╭─ Supplied information
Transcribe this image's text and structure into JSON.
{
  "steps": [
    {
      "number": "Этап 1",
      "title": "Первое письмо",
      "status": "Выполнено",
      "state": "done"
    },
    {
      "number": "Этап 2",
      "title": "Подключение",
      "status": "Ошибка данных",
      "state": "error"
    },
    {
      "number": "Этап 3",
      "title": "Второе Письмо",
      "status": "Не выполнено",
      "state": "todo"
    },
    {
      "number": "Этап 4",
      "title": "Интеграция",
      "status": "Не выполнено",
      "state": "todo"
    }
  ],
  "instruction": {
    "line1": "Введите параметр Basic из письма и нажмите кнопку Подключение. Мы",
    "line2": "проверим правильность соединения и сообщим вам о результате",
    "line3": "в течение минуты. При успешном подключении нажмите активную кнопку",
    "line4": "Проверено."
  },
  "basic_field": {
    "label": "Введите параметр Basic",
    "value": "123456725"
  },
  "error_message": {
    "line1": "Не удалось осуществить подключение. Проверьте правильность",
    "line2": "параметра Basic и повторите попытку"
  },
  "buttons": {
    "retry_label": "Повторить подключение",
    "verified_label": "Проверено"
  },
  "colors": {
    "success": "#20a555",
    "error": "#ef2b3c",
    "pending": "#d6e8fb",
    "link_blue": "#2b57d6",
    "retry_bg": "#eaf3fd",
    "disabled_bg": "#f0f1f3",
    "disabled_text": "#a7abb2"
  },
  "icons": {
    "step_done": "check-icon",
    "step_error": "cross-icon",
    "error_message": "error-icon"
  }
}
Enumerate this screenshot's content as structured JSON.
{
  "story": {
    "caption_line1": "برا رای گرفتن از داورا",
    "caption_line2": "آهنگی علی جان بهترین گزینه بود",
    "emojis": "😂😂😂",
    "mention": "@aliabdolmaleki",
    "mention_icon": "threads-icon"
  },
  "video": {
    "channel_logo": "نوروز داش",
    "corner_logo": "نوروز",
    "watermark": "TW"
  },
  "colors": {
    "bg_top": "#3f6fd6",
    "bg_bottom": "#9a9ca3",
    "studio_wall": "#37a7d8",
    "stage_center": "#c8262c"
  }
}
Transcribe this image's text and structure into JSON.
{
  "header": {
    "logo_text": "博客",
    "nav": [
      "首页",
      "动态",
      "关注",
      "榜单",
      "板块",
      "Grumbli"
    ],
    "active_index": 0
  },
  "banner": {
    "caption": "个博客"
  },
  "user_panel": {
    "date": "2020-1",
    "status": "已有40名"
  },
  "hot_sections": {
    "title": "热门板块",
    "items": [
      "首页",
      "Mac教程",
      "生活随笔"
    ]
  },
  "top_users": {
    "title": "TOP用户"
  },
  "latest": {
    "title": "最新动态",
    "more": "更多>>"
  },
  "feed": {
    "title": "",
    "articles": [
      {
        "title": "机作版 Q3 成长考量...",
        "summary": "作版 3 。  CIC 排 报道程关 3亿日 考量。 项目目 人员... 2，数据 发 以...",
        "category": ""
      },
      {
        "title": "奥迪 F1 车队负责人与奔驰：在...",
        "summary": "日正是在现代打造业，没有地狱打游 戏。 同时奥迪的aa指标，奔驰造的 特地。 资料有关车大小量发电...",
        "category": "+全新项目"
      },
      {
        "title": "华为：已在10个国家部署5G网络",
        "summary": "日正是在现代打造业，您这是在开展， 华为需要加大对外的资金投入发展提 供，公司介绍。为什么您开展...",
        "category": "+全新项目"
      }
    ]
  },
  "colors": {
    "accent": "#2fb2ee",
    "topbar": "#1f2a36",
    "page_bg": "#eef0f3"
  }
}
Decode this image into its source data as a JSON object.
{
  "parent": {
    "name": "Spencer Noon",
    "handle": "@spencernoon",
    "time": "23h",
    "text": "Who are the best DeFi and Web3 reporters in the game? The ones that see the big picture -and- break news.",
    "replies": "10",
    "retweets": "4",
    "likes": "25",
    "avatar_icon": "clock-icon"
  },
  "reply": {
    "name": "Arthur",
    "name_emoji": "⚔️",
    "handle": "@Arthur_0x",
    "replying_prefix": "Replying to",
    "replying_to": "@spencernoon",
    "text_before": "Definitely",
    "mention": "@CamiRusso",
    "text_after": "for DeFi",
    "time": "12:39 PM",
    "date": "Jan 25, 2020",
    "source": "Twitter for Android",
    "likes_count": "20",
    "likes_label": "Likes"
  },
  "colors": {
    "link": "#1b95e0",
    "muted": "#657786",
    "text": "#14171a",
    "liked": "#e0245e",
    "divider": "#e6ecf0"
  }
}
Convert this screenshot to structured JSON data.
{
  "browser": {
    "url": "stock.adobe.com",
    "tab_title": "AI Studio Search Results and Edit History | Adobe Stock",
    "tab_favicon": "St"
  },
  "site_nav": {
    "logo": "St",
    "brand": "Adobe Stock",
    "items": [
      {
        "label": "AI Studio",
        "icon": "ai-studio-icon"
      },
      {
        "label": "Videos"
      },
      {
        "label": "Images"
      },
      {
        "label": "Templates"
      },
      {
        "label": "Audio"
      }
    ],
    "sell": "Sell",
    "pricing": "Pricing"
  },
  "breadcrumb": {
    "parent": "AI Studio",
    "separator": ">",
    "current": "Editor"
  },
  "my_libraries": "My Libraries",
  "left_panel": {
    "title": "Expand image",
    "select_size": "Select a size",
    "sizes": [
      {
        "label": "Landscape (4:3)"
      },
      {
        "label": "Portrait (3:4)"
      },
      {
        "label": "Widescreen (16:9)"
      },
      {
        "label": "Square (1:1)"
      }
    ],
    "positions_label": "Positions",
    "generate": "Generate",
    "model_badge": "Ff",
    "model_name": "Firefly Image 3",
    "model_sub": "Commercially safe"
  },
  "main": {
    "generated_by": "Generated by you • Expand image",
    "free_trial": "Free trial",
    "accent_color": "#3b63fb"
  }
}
╰─
Write out all the records above again, exactly as they stand.

Transcribe this image's text and structure into JSON.
{
  "steps": [
    {
      "number": "Этап 1",
      "title": "Первое письмо",
      "status": "Выполнено",
      "state": "done"
    },
    {
      "number": "Этап 2",
      "title": "Подключение",
      "status": "Ошибка данных",
      "state": "error"
    },
    {
      "number": "Этап 3",
      "title": "Второе Письмо",
      "status": "Не выполнено",
      "state": "todo"
    },
    {
      "number": "Этап 4",
      "title": "Интеграция",
      "status": "Не выполнено",
      "state": "todo"
    }
  ],
  "instruction": {
    "line1": "Введите параметр Basic из письма и нажмите кнопку Подключение. Мы",
    "line2": "проверим правильность соединения и сообщим вам о результате",
    "line3": "в течение минуты. При успешном подключении нажмите активную кнопку",
    "line4": "Проверено."
  },
  "basic_field": {
    "label": "Введите параметр Basic",
    "value": "123456725"
  },
  "error_message": {
    "line1": "Не удалось осуществить подключение. Проверьте правильность",
    "line2": "параметра Basic и повторите попытку"
  },
  "buttons": {
    "retry_label": "Повторить подключение",
    "verified_label": "Проверено"
  },
  "colors": {
    "success": "#20a555",
    "error": "#ef2b3c",
    "pending": "#d6e8fb",
    "link_blue": "#2b57d6",
    "retry_bg": "#eaf3fd",
    "disabled_bg": "#f0f1f3",
    "disabled_text": "#a7abb2"
  },
  "icons": {
    "step_done": "check-icon",
    "step_error": "cross-icon",
    "error_message": "error-icon"
  }
}
Enumerate this screenshot's content as structured JSON.
{
  "story": {
    "caption_line1": "برا رای گرفتن از داورا",
    "caption_line2": "آهنگی علی جان بهترین گزینه بود",
    "emojis": "😂😂😂",
    "mention": "@aliabdolmaleki",
    "mention_icon": "threads-icon"
  },
  "video": {
    "channel_logo": "نوروز داش",
    "corner_logo": "نوروز",
    "watermark": "TW"
  },
  "colors": {
    "bg_top": "#3f6fd6",
    "bg_bottom": "#9a9ca3",
    "studio_wall": "#37a7d8",
    "stage_center": "#c8262c"
  }
}
Transcribe this image's text and structure into JSON.
{
  "header": {
    "logo_text": "博客",
    "nav": [
      "首页",
      "动态",
      "关注",
      "榜单",
      "板块",
      "Grumbli"
    ],
    "active_index": 0
  },
  "banner": {
    "caption": "个博客"
  },
  "user_panel": {
    "date": "2020-1",
    "status": "已有40名"
  },
  "hot_sections": {
    "title": "热门板块",
    "items": [
      "首页",
      "Mac教程",
      "生活随笔"
    ]
  },
  "top_users": {
    "title": "TOP用户"
  },
  "latest": {
    "title": "最新动态",
    "more": "更多>>"
  },
  "feed": {
    "title": "",
    "articles": [
      {
        "title": "机作版 Q3 成长考量...",
        "summary": "作版 3 。  CIC 排 报道程关 3亿日 考量。 项目目 人员... 2，数据 发 以...",
        "category": ""
      },
      {
        "title": "奥迪 F1 车队负责人与奔驰：在...",
        "summary": "日正是在现代打造业，没有地狱打游 戏。 同时奥迪的aa指标，奔驰造的 特地。 资料有关车大小量发电...",
        "category": "+全新项目"
      },
      {
        "title": "华为：已在10个国家部署5G网络",
        "summary": "日正是在现代打造业，您这是在开展， 华为需要加大对外的资金投入发展提 供，公司介绍。为什么您开展...",
        "category": "+全新项目"
      }
    ]
  },
  "colors": {
    "accent": "#2fb2ee",
    "topbar": "#1f2a36",
    "page_bg": "#eef0f3"
  }
}
Decode this image into its source data as a JSON object.
{
  "parent": {
    "name": "Spencer Noon",
    "handle": "@spencernoon",
    "time": "23h",
    "text": "Who are the best DeFi and Web3 reporters in the game? The ones that see the big picture -and- break news.",
    "replies": "10",
    "retweets": "4",
    "likes": "25",
    "avatar_icon": "clock-icon"
  },
  "reply": {
    "name": "Arthur",
    "name_emoji": "⚔️",
    "handle": "@Arthur_0x",
    "replying_prefix": "Replying to",
    "replying_to": "@spencernoon",
    "text_before": "Definitely",
    "mention": "@CamiRusso",
    "text_after": "for DeFi",
    "time": "12:39 PM",
    "date": "Jan 25, 2020",
    "source": "Twitter for Android",
    "likes_count": "20",
    "likes_label": "Likes"
  },
  "colors": {
    "link": "#1b95e0",
    "muted": "#657786",
    "text": "#14171a",
    "liked": "#e0245e",
    "divider": "#e6ecf0"
  }
}
Convert this screenshot to structured JSON data.
{
  "browser": {
    "url": "stock.adobe.com",
    "tab_title": "AI Studio Search Results and Edit History | Adobe Stock",
    "tab_favicon": "St"
  },
  "site_nav": {
    "logo": "St",
    "brand": "Adobe Stock",
    "items": [
      {
        "label": "AI Studio",
        "icon": "ai-studio-icon"
      },
      {
        "label": "Videos"
      },
      {
        "label": "Images"
      },
      {
        "label": "Templates"
      },
      {
        "label": "Audio"
      }
    ],
    "sell": "Sell",
    "pricing": "Pricing"
  },
  "breadcrumb": {
    "parent": "AI Studio",
    "separator": ">",
    "current": "Editor"
  },
  "my_libraries": "My Libraries",
  "left_panel": {
    "title": "Expand image",
    "select_size": "Select a size",
    "sizes": [
      {
        "label": "Landscape (4:3)"
      },
      {
        "label": "Portrait (3:4)"
      },
      {
        "label": "Widescreen (16:9)"
      },
      {
        "label": "Square (1:1)"
      }
    ],
    "positions_label": "Positions",
    "generate": "Generate",
    "model_badge": "Ff",
    "model_name": "Firefly Image 3",
    "model_sub": "Commercially safe"
  },
  "main": {
    "generated_by": "Generated by you • Expand image",
    "free_trial": "Free trial",
    "accent_color": "#3b63fb"
  }
}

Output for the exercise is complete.